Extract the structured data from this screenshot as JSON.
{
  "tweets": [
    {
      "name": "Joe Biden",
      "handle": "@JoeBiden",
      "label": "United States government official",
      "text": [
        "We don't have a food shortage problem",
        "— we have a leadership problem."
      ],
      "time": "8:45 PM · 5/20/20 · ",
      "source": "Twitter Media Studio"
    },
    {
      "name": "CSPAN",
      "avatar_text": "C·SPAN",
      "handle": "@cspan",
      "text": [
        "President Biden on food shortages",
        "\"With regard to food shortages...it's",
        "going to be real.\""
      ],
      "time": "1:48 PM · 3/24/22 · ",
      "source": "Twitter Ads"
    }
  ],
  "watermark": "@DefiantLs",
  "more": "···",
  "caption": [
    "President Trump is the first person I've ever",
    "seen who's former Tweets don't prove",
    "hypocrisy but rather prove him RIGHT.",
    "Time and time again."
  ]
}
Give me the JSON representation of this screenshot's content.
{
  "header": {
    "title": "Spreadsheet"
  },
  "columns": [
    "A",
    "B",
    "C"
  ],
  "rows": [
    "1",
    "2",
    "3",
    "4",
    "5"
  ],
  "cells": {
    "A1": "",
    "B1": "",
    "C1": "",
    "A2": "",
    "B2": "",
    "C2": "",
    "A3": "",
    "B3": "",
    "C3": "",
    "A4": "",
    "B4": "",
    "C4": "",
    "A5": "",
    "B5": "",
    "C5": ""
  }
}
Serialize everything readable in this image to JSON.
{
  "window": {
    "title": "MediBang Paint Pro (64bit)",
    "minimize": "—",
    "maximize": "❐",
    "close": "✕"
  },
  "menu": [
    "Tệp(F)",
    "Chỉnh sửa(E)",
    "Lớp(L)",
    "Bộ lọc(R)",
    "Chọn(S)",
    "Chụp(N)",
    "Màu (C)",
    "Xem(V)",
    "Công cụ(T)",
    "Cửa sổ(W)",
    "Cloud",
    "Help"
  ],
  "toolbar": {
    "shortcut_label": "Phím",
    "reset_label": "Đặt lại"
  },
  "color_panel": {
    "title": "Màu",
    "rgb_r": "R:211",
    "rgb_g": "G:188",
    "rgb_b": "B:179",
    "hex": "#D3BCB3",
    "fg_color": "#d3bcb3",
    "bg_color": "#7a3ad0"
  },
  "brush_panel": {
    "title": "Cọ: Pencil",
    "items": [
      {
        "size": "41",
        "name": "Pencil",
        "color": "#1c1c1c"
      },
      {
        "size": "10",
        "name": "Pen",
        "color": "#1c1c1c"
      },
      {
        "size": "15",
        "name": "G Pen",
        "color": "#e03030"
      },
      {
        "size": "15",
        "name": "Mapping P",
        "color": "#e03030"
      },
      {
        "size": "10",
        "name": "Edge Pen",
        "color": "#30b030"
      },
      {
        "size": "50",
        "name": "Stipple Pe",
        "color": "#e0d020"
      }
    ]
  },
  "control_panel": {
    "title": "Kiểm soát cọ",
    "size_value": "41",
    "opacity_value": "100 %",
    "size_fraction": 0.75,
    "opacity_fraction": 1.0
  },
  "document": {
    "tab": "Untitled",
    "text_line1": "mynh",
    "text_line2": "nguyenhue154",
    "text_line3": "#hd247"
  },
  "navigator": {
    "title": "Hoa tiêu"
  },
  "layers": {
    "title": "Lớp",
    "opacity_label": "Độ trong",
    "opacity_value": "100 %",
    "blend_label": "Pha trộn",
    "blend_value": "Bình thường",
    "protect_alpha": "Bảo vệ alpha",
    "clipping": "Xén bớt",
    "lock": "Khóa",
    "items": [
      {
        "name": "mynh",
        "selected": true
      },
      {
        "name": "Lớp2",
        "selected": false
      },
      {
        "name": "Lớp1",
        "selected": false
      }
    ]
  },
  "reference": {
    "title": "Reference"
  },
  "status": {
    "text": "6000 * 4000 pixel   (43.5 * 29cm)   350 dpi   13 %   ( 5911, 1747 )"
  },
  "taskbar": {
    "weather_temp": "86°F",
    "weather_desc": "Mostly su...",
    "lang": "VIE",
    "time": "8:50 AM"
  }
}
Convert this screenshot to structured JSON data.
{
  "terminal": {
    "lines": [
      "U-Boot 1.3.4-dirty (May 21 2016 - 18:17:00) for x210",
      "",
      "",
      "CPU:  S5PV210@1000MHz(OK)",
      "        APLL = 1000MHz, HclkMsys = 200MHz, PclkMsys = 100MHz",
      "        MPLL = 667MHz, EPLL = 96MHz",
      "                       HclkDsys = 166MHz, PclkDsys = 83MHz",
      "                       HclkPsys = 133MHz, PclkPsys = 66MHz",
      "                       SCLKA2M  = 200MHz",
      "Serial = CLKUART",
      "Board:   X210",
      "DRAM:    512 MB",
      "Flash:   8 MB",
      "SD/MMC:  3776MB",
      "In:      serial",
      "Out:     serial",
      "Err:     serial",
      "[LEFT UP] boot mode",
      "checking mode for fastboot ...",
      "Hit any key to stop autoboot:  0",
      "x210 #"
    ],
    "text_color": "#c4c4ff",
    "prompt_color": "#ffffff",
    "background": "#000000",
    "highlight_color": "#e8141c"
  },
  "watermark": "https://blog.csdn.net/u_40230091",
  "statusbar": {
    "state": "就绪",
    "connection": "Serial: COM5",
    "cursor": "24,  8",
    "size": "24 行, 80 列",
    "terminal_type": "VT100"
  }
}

(Short problem) Write the material out again word for word.

(Task answer)
Extract the structured data from this screenshot as JSON.
{
  "tweets": [
    {
      "name": "Joe Biden",
      "handle": "@JoeBiden",
      "label": "United States government official",
      "text": [
        "We don't have a food shortage problem",
        "— we have a leadership problem."
      ],
      "time": "8:45 PM · 5/20/20 · ",
      "source": "Twitter Media Studio"
    },
    {
      "name": "CSPAN",
      "avatar_text": "C·SPAN",
      "handle": "@cspan",
      "text": [
        "President Biden on food shortages",
        "\"With regard to food shortages...it's",
        "going to be real.\""
      ],
      "time": "1:48 PM · 3/24/22 · ",
      "source": "Twitter Ads"
    }
  ],
  "watermark": "@DefiantLs",
  "more": "···",
  "caption": [
    "President Trump is the first person I've ever",
    "seen who's former Tweets don't prove",
    "hypocrisy but rather prove him RIGHT.",
    "Time and time again."
  ]
}
Give me the JSON representation of this screenshot's content.
{
  "header": {
    "title": "Spreadsheet"
  },
  "columns": [
    "A",
    "B",
    "C"
  ],
  "rows": [
    "1",
    "2",
    "3",
    "4",
    "5"
  ],
  "cells": {
    "A1": "",
    "B1": "",
    "C1": "",
    "A2": "",
    "B2": "",
    "C2": "",
    "A3": "",
    "B3": "",
    "C3": "",
    "A4": "",
    "B4": "",
    "C4": "",
    "A5": "",
    "B5": "",
    "C5": ""
  }
}
Serialize everything readable in this image to JSON.
{
  "window": {
    "title": "MediBang Paint Pro (64bit)",
    "minimize": "—",
    "maximize": "❐",
    "close": "✕"
  },
  "menu": [
    "Tệp(F)",
    "Chỉnh sửa(E)",
    "Lớp(L)",
    "Bộ lọc(R)",
    "Chọn(S)",
    "Chụp(N)",
    "Màu (C)",
    "Xem(V)",
    "Công cụ(T)",
    "Cửa sổ(W)",
    "Cloud",
    "Help"
  ],
  "toolbar": {
    "shortcut_label": "Phím",
    "reset_label": "Đặt lại"
  },
  "color_panel": {
    "title": "Màu",
    "rgb_r": "R:211",
    "rgb_g": "G:188",
    "rgb_b": "B:179",
    "hex": "#D3BCB3",
    "fg_color": "#d3bcb3",
    "bg_color": "#7a3ad0"
  },
  "brush_panel": {
    "title": "Cọ: Pencil",
    "items": [
      {
        "size": "41",
        "name": "Pencil",
        "color": "#1c1c1c"
      },
      {
        "size": "10",
        "name": "Pen",
        "color": "#1c1c1c"
      },
      {
        "size": "15",
        "name": "G Pen",
        "color": "#e03030"
      },
      {
        "size": "15",
        "name": "Mapping P",
        "color": "#e03030"
      },
      {
        "size": "10",
        "name": "Edge Pen",
        "color": "#30b030"
      },
      {
        "size": "50",
        "name": "Stipple Pe",
        "color": "#e0d020"
      }
    ]
  },
  "control_panel": {
    "title": "Kiểm soát cọ",
    "size_value": "41",
    "opacity_value": "100 %",
    "size_fraction": 0.75,
    "opacity_fraction": 1.0
  },
  "document": {
    "tab": "Untitled",
    "text_line1": "mynh",
    "text_line2": "nguyenhue154",
    "text_line3": "#hd247"
  },
  "navigator": {
    "title": "Hoa tiêu"
  },
  "layers": {
    "title": "Lớp",
    "opacity_label": "Độ trong",
    "opacity_value": "100 %",
    "blend_label": "Pha trộn",
    "blend_value": "Bình thường",
    "protect_alpha": "Bảo vệ alpha",
    "clipping": "Xén bớt",
    "lock": "Khóa",
    "items": [
      {
        "name": "mynh",
        "selected": true
      },
      {
        "name": "Lớp2",
        "selected": false
      },
      {
        "name": "Lớp1",
        "selected": false
      }
    ]
  },
  "reference": {
    "title": "Reference"
  },
  "status": {
    "text": "6000 * 4000 pixel   (43.5 * 29cm)   350 dpi   13 %   ( 5911, 1747 )"
  },
  "taskbar": {
    "weather_temp": "86°F",
    "weather_desc": "Mostly su...",
    "lang": "VIE",
    "time": "8:50 AM"
  }
}
Convert this screenshot to structured JSON data.
{
  "terminal": {
    "lines": [
      "U-Boot 1.3.4-dirty (May 21 2016 - 18:17:00) for x210",
      "",
      "",
      "CPU:  S5PV210@1000MHz(OK)",
      "        APLL = 1000MHz, HclkMsys = 200MHz, PclkMsys = 100MHz",
      "        MPLL = 667MHz, EPLL = 96MHz",
      "                       HclkDsys = 166MHz, PclkDsys = 83MHz",
      "                       HclkPsys = 133MHz, PclkPsys = 66MHz",
      "                       SCLKA2M  = 200MHz",
      "Serial = CLKUART",
      "Board:   X210",
      "DRAM:    512 MB",
      "Flash:   8 MB",
      "SD/MMC:  3776MB",
      "In:      serial",
      "Out:     serial",
      "Err:     serial",
      "[LEFT UP] boot mode",
      "checking mode for fastboot ...",
      "Hit any key to stop autoboot:  0",
      "x210 #"
    ],
    "text_color": "#c4c4ff",
    "prompt_color": "#ffffff",
    "background": "#000000",
    "highlight_color": "#e8141c"
  },
  "watermark": "https://blog.csdn.net/u_40230091",
  "statusbar": {
    "state": "就绪",
    "connection": "Serial: COM5",
    "cursor": "24,  8",
    "size": "24 行, 80 列",
    "terminal_type": "VT100"
  }
}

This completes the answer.